▸ SHORT TASK
Print the entire listing. Each line must match the original exactly.

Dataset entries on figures
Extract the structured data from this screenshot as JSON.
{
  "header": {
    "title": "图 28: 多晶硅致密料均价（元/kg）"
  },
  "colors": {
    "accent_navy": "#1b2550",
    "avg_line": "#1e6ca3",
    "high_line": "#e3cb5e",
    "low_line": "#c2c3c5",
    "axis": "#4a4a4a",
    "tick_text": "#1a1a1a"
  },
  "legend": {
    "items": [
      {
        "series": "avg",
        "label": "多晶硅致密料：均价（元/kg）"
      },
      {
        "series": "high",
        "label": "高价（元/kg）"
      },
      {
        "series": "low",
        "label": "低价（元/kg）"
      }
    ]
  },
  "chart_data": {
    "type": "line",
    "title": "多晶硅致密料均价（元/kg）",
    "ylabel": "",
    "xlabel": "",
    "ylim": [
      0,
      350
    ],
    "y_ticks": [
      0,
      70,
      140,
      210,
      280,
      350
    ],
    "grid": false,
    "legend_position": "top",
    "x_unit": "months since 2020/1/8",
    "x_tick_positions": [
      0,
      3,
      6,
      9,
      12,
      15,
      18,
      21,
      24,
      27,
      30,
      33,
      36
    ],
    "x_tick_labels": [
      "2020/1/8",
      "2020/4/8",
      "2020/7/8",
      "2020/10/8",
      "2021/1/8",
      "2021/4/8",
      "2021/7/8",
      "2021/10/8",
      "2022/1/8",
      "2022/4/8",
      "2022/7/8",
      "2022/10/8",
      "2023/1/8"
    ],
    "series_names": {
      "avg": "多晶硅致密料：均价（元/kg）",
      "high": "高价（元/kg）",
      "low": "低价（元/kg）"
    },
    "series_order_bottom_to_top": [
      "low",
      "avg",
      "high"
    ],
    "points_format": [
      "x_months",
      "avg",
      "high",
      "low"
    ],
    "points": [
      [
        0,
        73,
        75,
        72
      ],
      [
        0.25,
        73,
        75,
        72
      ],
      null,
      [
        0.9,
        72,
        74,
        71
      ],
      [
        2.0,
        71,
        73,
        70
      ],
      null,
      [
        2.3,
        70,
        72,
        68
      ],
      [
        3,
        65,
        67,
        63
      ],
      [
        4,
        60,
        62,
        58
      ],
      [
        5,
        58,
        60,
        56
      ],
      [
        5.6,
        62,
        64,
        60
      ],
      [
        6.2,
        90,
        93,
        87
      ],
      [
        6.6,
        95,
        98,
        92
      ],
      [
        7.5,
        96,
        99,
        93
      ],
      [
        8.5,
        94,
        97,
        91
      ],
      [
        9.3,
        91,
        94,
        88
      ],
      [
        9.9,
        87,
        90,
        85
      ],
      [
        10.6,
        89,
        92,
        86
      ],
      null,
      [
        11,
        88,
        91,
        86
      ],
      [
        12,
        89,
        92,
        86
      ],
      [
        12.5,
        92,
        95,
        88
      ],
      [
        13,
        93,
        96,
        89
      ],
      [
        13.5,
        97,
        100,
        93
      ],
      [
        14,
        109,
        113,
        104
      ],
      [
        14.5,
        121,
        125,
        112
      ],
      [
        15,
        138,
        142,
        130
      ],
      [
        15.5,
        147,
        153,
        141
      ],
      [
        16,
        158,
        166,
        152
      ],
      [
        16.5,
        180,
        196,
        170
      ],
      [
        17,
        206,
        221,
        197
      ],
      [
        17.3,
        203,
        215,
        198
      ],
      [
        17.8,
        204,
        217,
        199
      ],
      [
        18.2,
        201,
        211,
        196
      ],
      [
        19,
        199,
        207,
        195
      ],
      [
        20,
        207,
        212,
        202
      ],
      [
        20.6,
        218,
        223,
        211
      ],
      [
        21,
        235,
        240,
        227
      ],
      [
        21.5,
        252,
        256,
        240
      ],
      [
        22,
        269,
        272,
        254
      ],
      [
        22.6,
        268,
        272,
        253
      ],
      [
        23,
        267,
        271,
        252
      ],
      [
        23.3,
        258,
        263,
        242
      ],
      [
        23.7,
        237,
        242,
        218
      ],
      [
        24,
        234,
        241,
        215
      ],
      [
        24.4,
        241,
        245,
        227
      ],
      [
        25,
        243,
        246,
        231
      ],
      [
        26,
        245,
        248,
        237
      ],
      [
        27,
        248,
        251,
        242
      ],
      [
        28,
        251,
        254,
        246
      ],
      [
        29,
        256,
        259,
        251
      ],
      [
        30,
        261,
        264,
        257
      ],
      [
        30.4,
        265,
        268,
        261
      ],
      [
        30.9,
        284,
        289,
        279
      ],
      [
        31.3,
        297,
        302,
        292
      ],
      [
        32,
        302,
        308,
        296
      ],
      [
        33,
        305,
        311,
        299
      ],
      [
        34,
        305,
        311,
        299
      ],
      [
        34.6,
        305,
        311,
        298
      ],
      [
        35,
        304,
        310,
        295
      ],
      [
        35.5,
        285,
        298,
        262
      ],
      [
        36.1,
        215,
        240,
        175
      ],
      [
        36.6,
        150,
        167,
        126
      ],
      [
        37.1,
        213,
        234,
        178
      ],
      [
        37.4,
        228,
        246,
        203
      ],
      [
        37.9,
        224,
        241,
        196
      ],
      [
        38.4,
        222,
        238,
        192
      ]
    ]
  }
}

▸ THE RESPONSE
Extract the structured data from this screenshot as JSON.
{
  "header": {
    "title": "图 28: 多晶硅致密料均价（元/kg）"
  },
  "colors": {
    "accent_navy": "#1b2550",
    "avg_line": "#1e6ca3",
    "high_line": "#e3cb5e",
    "low_line": "#c2c3c5",
    "axis": "#4a4a4a",
    "tick_text": "#1a1a1a"
  },
  "legend": {
    "items": [
      {
        "series": "avg",
        "label": "多晶硅致密料：均价（元/kg）"
      },
      {
        "series": "high",
        "label": "高价（元/kg）"
      },
      {
        "series": "low",
        "label": "低价（元/kg）"
      }
    ]
  },
  "chart_data": {
    "type": "line",
    "title": "多晶硅致密料均价（元/kg）",
    "ylabel": "",
    "xlabel": "",
    "ylim": [
      0,
      350
    ],
    "y_ticks": [
      0,
      70,
      140,
      210,
      280,
      350
    ],
    "grid": false,
    "legend_position": "top",
    "x_unit": "months since 2020/1/8",
    "x_tick_positions": [
      0,
      3,
      6,
      9,
      12,
      15,
      18,
      21,
      24,
      27,
      30,
      33,
      36
    ],
    "x_tick_labels": [
      "2020/1/8",
      "2020/4/8",
      "2020/7/8",
      "2020/10/8",
      "2021/1/8",
      "2021/4/8",
      "2021/7/8",
      "2021/10/8",
      "2022/1/8",
      "2022/4/8",
      "2022/7/8",
      "2022/10/8",
      "2023/1/8"
    ],
    "series_names": {
      "avg": "多晶硅致密料：均价（元/kg）",
      "high": "高价（元/kg）",
      "low": "低价（元/kg）"
    },
    "series_order_bottom_to_top": [
      "low",
      "avg",
      "high"
    ],
    "points_format": [
      "x_months",
      "avg",
      "high",
      "low"
    ],
    "points": [
      [
        0,
        73,
        75,
        72
      ],
      [
        0.25,
        73,
        75,
        72
      ],
      null,
      [
        0.9,
        72,
        74,
        71
      ],
      [
        2.0,
        71,
        73,
        70
      ],
      null,
      [
        2.3,
        70,
        72,
        68
      ],
      [
        3,
        65,
        67,
        63
      ],
      [
        4,
        60,
        62,
        58
      ],
      [
        5,
        58,
        60,
        56
      ],
      [
        5.6,
        62,
        64,
        60
      ],
      [
        6.2,
        90,
        93,
        87
      ],
      [
        6.6,
        95,
        98,
        92
      ],
      [
        7.5,
        96,
        99,
        93
      ],
      [
        8.5,
        94,
        97,
        91
      ],
      [
        9.3,
        91,
        94,
        88
      ],
      [
        9.9,
        87,
        90,
        85
      ],
      [
        10.6,
        89,
        92,
        86
      ],
      null,
      [
        11,
        88,
        91,
        86
      ],
      [
        12,
        89,
        92,
        86
      ],
      [
        12.5,
        92,
        95,
        88
      ],
      [
        13,
        93,
        96,
        89
      ],
      [
        13.5,
        97,
        100,
        93
      ],
      [
        14,
        109,
        113,
        104
      ],
      [
        14.5,
        121,
        125,
        112
      ],
      [
        15,
        138,
        142,
        130
      ],
      [
        15.5,
        147,
        153,
        141
      ],
      [
        16,
        158,
        166,
        152
      ],
      [
        16.5,
        180,
        196,
        170
      ],
      [
        17,
        206,
        221,
        197
      ],
      [
        17.3,
        203,
        215,
        198
      ],
      [
        17.8,
        204,
        217,
        199
      ],
      [
        18.2,
        201,
        211,
        196
      ],
      [
        19,
        199,
        207,
        195
      ],
      [
        20,
        207,
        212,
        202
      ],
      [
        20.6,
        218,
        223,
        211
      ],
      [
        21,
        235,
        240,
        227
      ],
      [
        21.5,
        252,
        256,
        240
      ],
      [
        22,
        269,
        272,
        254
      ],
      [
        22.6,
        268,
        272,
        253
      ],
      [
        23,
        267,
        271,
        252
      ],
      [
        23.3,
        258,
        263,
        242
      ],
      [
        23.7,
        237,
        242,
        218
      ],
      [
        24,
        234,
        241,
        215
      ],
      [
        24.4,
        241,
        245,
        227
      ],
      [
        25,
        243,
        246,
        231
      ],
      [
        26,
        245,
        248,
        237
      ],
      [
        27,
        248,
        251,
        242
      ],
      [
        28,
        251,
        254,
        246
      ],
      [
        29,
        256,
        259,
        251
      ],
      [
        30,
        261,
        264,
        257
      ],
      [
        30.4,
        265,
        268,
        261
      ],
      [
        30.9,
        284,
        289,
        279
      ],
      [
        31.3,
        297,
        302,
        292
      ],
      [
        32,
        302,
        308,
        296
      ],
      [
        33,
        305,
        311,
        299
      ],
      [
        34,
        305,
        311,
        299
      ],
      [
        34.6,
        305,
        311,
        298
      ],
      [
        35,
        304,
        310,
        295
      ],
      [
        35.5,
        285,
        298,
        262
      ],
      [
        36.1,
        215,
        240,
        175
      ],
      [
        36.6,
        150,
        167,
        126
      ],
      [
        37.1,
        213,
        234,
        178
      ],
      [
        37.4,
        228,
        246,
        203
      ],
      [
        37.9,
        224,
        241,
        196
      ],
      [
        38.4,
        222,
        238,
        192
      ]
    ]
  }
}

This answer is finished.